**Short problem**
Each line that follows should be printed again exactly as it stands.

═════ Given data ═════

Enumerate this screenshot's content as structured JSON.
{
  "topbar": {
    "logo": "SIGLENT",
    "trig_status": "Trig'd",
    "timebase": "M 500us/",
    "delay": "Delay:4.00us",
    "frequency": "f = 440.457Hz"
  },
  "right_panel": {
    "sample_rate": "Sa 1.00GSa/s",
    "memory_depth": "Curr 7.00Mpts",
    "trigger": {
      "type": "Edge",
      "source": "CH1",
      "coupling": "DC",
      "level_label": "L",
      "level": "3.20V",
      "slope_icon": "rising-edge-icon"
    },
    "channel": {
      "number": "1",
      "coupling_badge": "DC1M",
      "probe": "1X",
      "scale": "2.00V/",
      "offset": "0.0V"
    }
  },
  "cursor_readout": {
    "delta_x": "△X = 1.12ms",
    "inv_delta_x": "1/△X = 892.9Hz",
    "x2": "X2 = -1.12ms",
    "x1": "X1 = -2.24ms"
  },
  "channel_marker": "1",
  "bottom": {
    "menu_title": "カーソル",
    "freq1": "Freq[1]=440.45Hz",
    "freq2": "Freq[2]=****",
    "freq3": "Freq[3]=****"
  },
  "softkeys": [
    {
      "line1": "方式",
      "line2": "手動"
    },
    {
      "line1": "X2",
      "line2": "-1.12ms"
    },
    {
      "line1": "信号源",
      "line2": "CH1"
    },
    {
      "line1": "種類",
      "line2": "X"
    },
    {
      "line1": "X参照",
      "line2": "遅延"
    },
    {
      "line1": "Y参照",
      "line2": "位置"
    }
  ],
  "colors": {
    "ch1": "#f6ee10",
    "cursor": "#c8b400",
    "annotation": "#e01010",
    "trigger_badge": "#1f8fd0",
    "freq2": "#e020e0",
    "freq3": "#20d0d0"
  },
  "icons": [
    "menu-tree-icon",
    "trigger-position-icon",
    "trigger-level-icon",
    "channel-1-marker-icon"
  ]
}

═════

**Solution**
Enumerate this screenshot's content as structured JSON.
{
  "topbar": {
    "logo": "SIGLENT",
    "trig_status": "Trig'd",
    "timebase": "M 500us/",
    "delay": "Delay:4.00us",
    "frequency": "f = 440.457Hz"
  },
  "right_panel": {
    "sample_rate": "Sa 1.00GSa/s",
    "memory_depth": "Curr 7.00Mpts",
    "trigger": {
      "type": "Edge",
      "source": "CH1",
      "coupling": "DC",
      "level_label": "L",
      "level": "3.20V",
      "slope_icon": "rising-edge-icon"
    },
    "channel": {
      "number": "1",
      "coupling_badge": "DC1M",
      "probe": "1X",
      "scale": "2.00V/",
      "offset": "0.0V"
    }
  },
  "cursor_readout": {
    "delta_x": "△X = 1.12ms",
    "inv_delta_x": "1/△X = 892.9Hz",
    "x2": "X2 = -1.12ms",
    "x1": "X1 = -2.24ms"
  },
  "channel_marker": "1",
  "bottom": {
    "menu_title": "カーソル",
    "freq1": "Freq[1]=440.45Hz",
    "freq2": "Freq[2]=****",
    "freq3": "Freq[3]=****"
  },
  "softkeys": [
    {
      "line1": "方式",
      "line2": "手動"
    },
    {
      "line1": "X2",
      "line2": "-1.12ms"
    },
    {
      "line1": "信号源",
      "line2": "CH1"
    },
    {
      "line1": "種類",
      "line2": "X"
    },
    {
      "line1": "X参照",
      "line2": "遅延"
    },
    {
      "line1": "Y参照",
      "line2": "位置"
    }
  ],
  "colors": {
    "ch1": "#f6ee10",
    "cursor": "#c8b400",
    "annotation": "#e01010",
    "trigger_badge": "#1f8fd0",
    "freq2": "#e020e0",
    "freq3": "#20d0d0"
  },
  "icons": [
    "menu-tree-icon",
    "trigger-position-icon",
    "trigger-level-icon",
    "channel-1-marker-icon"
  ]
}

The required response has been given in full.